TASK BRIEF:
Can you pull out each line of the data below that includes the word "label"?

DATA LINES:
[Begin]

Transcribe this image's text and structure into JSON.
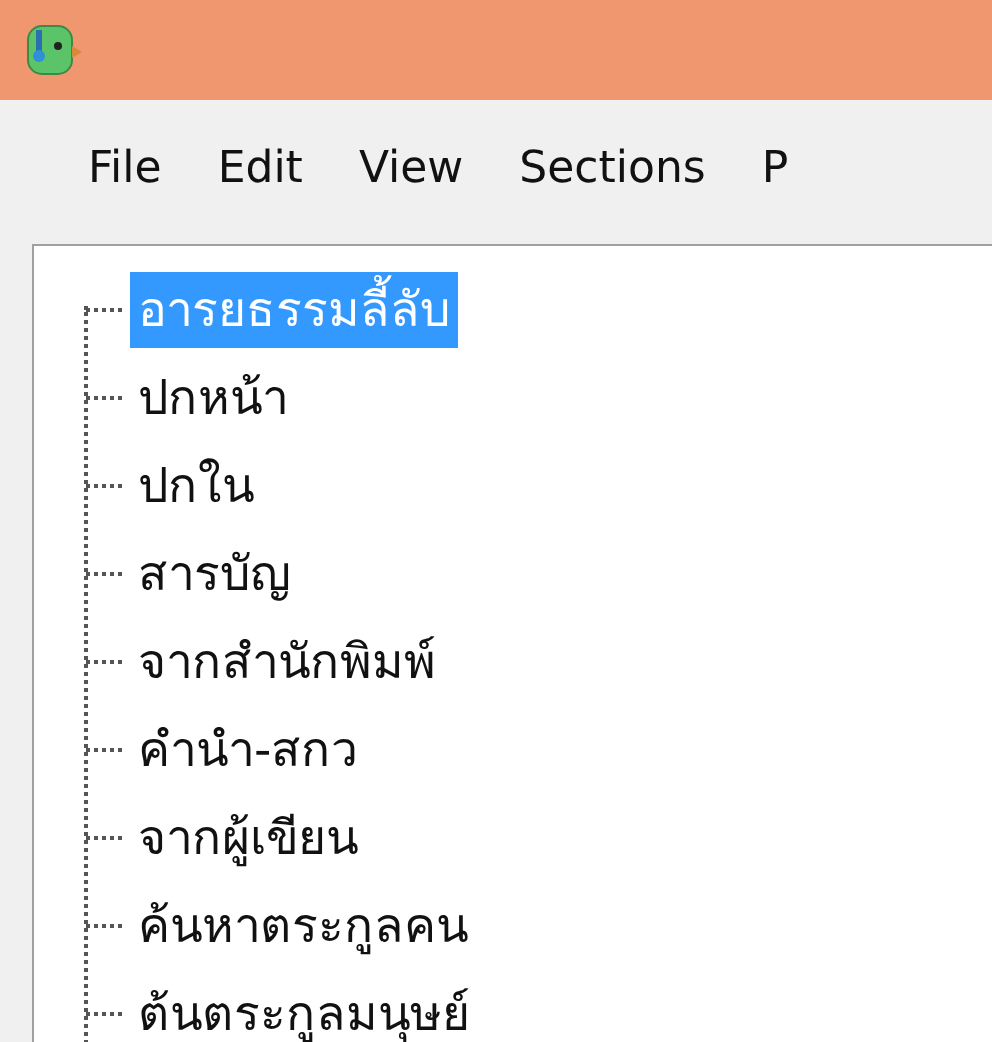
{
  "menu": [
    "File",
    "Edit",
    "View",
    "Sections",
    "P"
  ],
  "tree": [
    {
      "label": "อารยธรรมลี้ลับ",
      "selected": true
    },
    {
      "label": "ปกหน้า",
      "selected": false
    },
    {
      "label": "ปกใน",
      "selected": false
    },
    {
      "label": "สารบัญ",
      "selected": false
    },
    {
      "label": "จากสำนักพิมพ์",
      "selected": false
    },
    {
      "label": "คำนำ-สกว",
      "selected": false
    },
    {
      "label": "จากผู้เขียน",
      "selected": false
    },
    {
      "label": "ค้นหาตระกูลคน",
      "selected": false
    },
    {
      "label": "ต้นตระกูลมนุษย์",
      "selected": false
    }
  ]
}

[End]

RIGHT ANSWER:
      "label": "อารยธรรมลี้ลับ",
      "label": "ปกหน้า",
      "label": "ปกใน",
      "label": "สารบัญ",
      "label": "จากสำนักพิมพ์",
      "label": "คำนำ-สกว",
      "label": "จากผู้เขียน",
      "label": "ค้นหาตระกูลคน",
      "label": "ต้นตระกูลมนุษย์",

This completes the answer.